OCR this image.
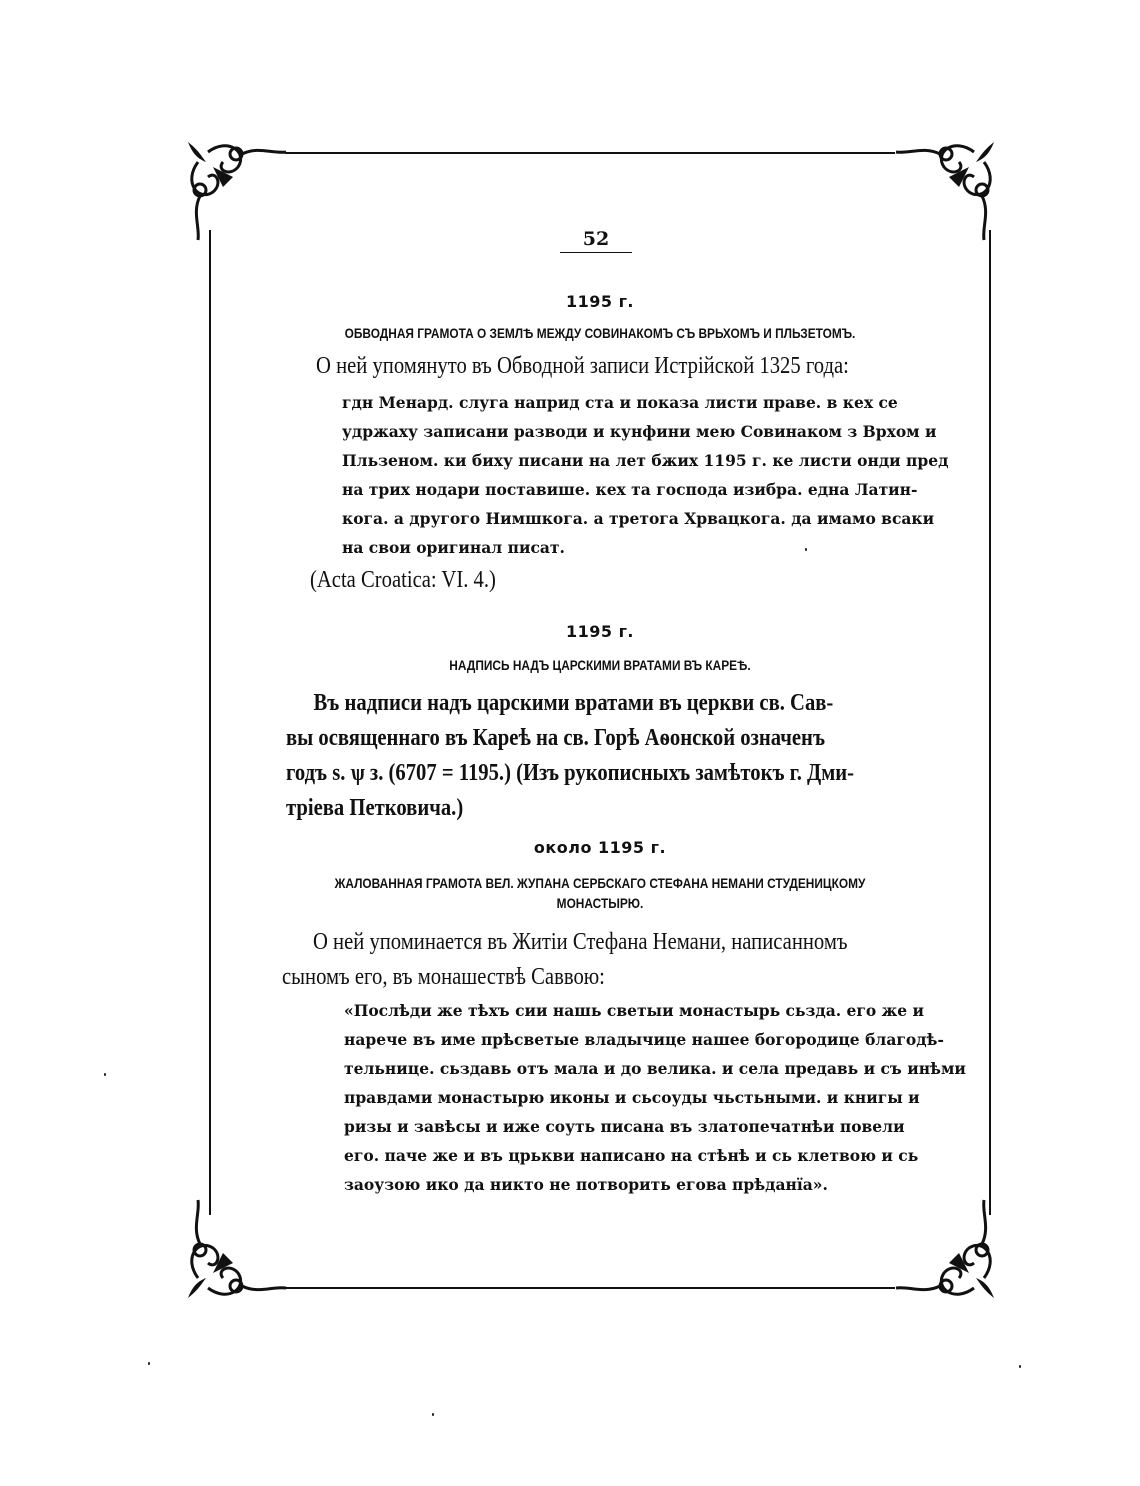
52
1195 г.
ОБВОДНАЯ ГРАМОТА О ЗЕМЛѢ МЕЖДУ СОВИНАКОМЪ СЪ ВРЬХОМЪ И ПЛЬЗЕТОМЪ.
О ней упомянуто въ Обводной записи Истрійской 1325 года:
гдн Менард. слуга наприд ста и показа листи праве. в кех се
удржаху записани разводи и кунфини мею Совинаком з Врхом и
Пльзеном. ки биху писани на лет бжих 1195 г. ке листи онди пред
на трих нодари поставише. кех та господа изибра. една Латин-
кога. а другого Нимшкога. а третога Хрвацкога. да имамо всаки
на свои оригинал писат.
(Acta Croatica: VI. 4.)
1195 г.
НАДПИСЬ НАДЪ ЦАРСКИМИ ВРАТАМИ ВЪ КАРЕѢ.
Въ надписи надъ царскими вратами въ церкви св. Сав-
вы освященнаго въ Кареѣ на св. Горѣ Аѳонской означенъ
годъ ѕ. ѱ з. (6707 = 1195.) (Изъ рукописныхъ замѣтокъ г. Дми-
тріева Петковича.)
около 1195 г.
ЖАЛОВАННАЯ ГРАМОТА ВЕЛ. ЖУПАНА СЕРБСКАГО СТЕФАНА НЕМАНИ СТУДЕНИЦКОМУ
МОНАСТЫРЮ.
О ней упоминается въ Житіи Стефана Немани, написанномъ
сыномъ его, въ монашествѣ Саввою:
«Послѣди же тѣхъ сии нашь светыи монастырь сьзда. его же и
нарече въ име прѣсветые владычице нашее богородице благодѣ-
тельнице. сьздавь отъ мала и до велика. и села предавь и съ инѣми
правдами монастырю иконы и сьсоуды чьстьными. и книгы и
ризы и завѣсы и иже соуть писана въ златопечатнѣи повели
его. паче же и въ црькви написано на стѣнѣ и сь клетвою и сь
заоузою ико да никто не потворить егова прѣданїа».
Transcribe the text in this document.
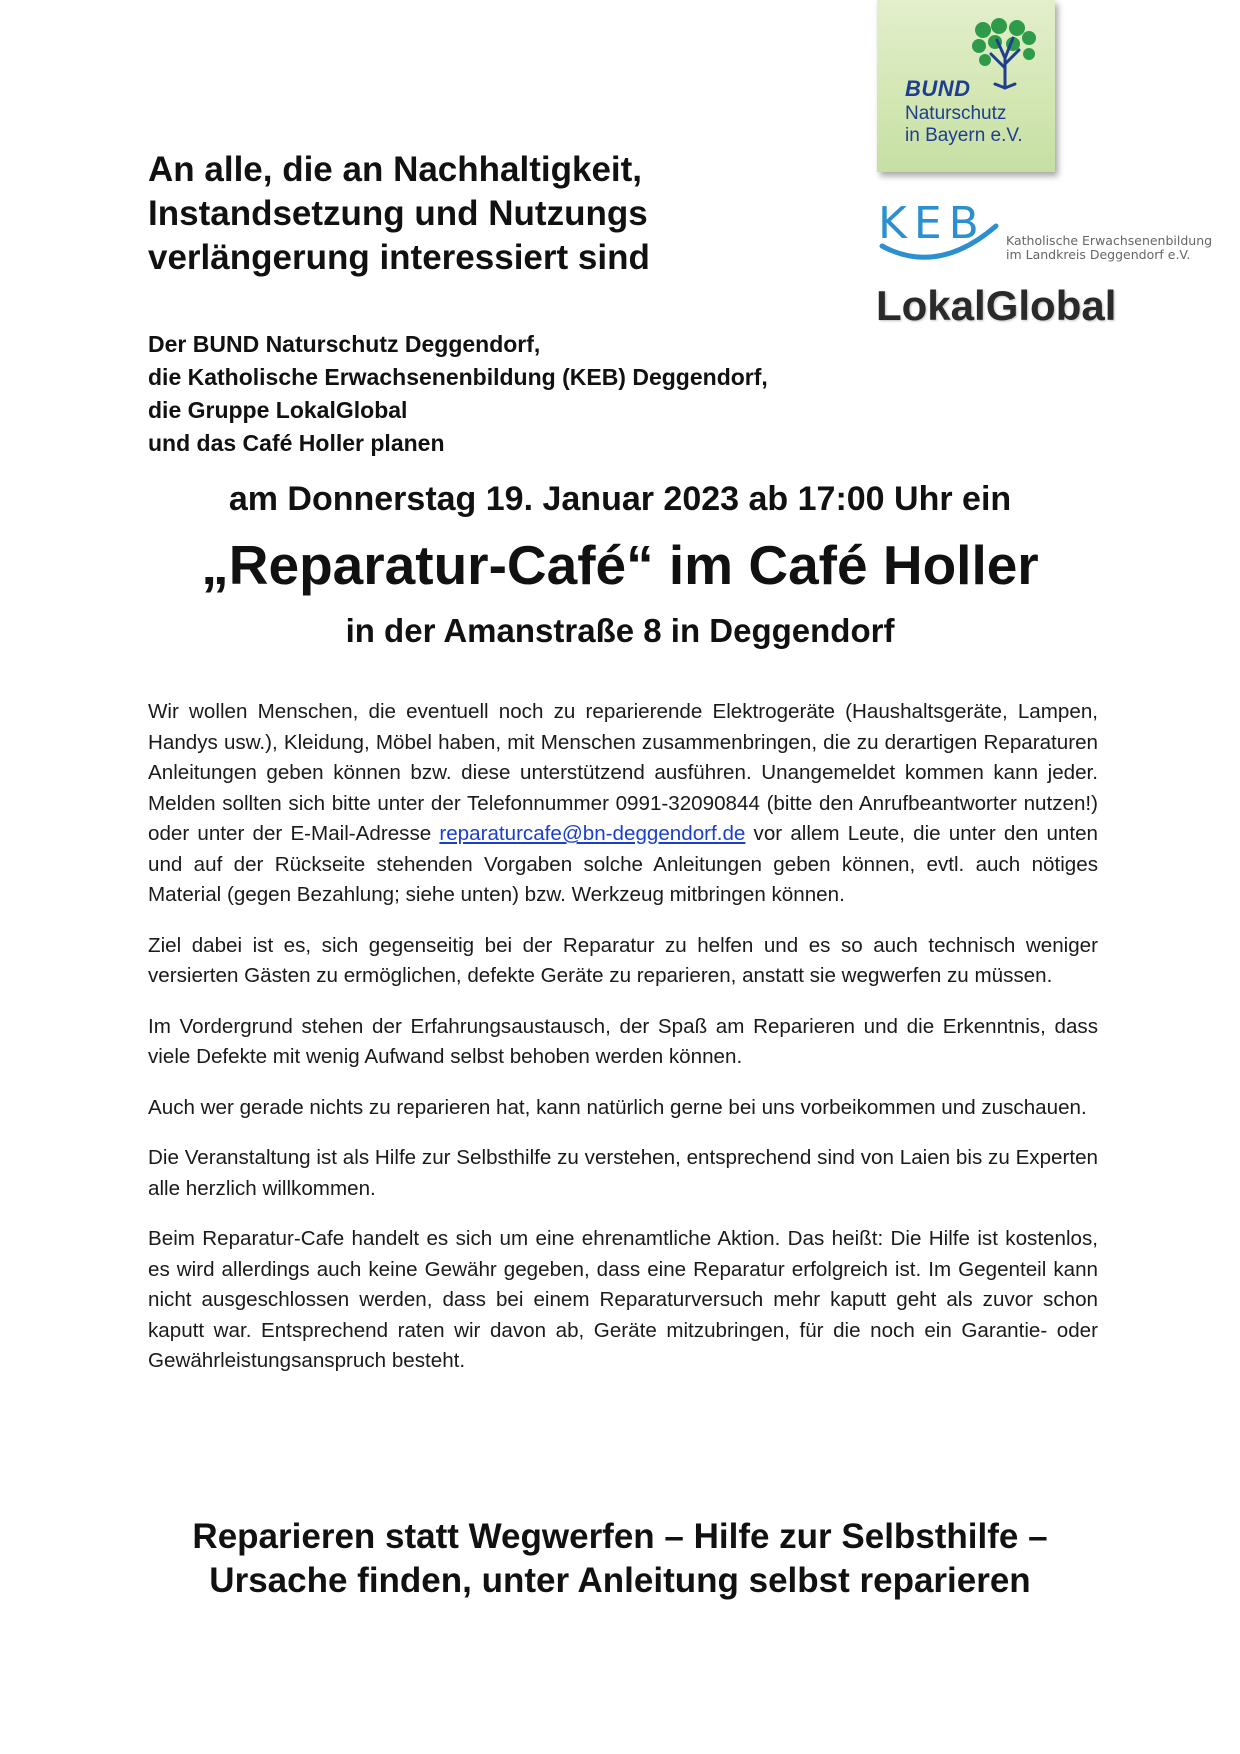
BUND
Naturschutz
in Bayern e.V.
KEB Katholische Erwachsenenbildung
im Landkreis Deggendorf e.V.
LokalGlobal
An alle, die an Nachhaltigkeit,
Instandsetzung und Nutzungs
verlängerung interessiert sind
Der BUND Naturschutz Deggendorf,
die Katholische Erwachsenenbildung (KEB) Deggendorf,
die Gruppe LokalGlobal
und das Café Holler planen
am Donnerstag 19. Januar 2023 ab 17:00 Uhr ein
„Reparatur-Café“ im Café Holler
in der Amanstraße 8 in Deggendorf

Wir wollen Menschen, die eventuell noch zu reparierende Elektrogeräte (Haushaltsgeräte, Lampen, Handys usw.), Kleidung, Möbel haben, mit Menschen zusammenbringen, die zu derartigen Reparaturen Anleitungen geben können bzw. diese unterstützend ausführen. Unangemeldet kommen kann jeder. Melden sollten sich bitte unter der Telefonnummer 0991-32090844 (bitte den Anrufbeantworter nutzen!) oder unter der E-Mail-Adresse reparaturcafe@bn-deggendorf.de vor allem Leute, die unter den unten und auf der Rückseite stehenden Vorgaben solche Anleitungen geben können, evtl. auch nötiges Material (gegen Bezahlung; siehe unten) bzw. Werkzeug mitbringen können.

Ziel dabei ist es, sich gegenseitig bei der Reparatur zu helfen und es so auch technisch weniger versierten Gästen zu ermöglichen, defekte Geräte zu reparieren, anstatt sie wegwerfen zu müssen.

Im Vordergrund stehen der Erfahrungsaustausch, der Spaß am Reparieren und die Erkenntnis, dass viele Defekte mit wenig Aufwand selbst behoben werden können.

Auch wer gerade nichts zu reparieren hat, kann natürlich gerne bei uns vorbeikommen und zuschauen.

Die Veranstaltung ist als Hilfe zur Selbsthilfe zu verstehen, entsprechend sind von Laien bis zu Experten alle herzlich willkommen.

Beim Reparatur-Cafe handelt es sich um eine ehrenamtliche Aktion. Das heißt: Die Hilfe ist kostenlos, es wird allerdings auch keine Gewähr gegeben, dass eine Reparatur erfolgreich ist. Im Gegenteil kann nicht ausgeschlossen werden, dass bei einem Reparaturversuch mehr kaputt geht als zuvor schon kaputt war. Entsprechend raten wir davon ab, Geräte mitzubringen, für die noch ein Garantie- oder Gewährleistungsanspruch besteht.

Reparieren statt Wegwerfen – Hilfe zur Selbsthilfe –
Ursache finden, unter Anleitung selbst reparieren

· · · · · · ·

Task goal | Count how many lines include the string "Katholische". Nothing but the number is needed.

Answer below | 2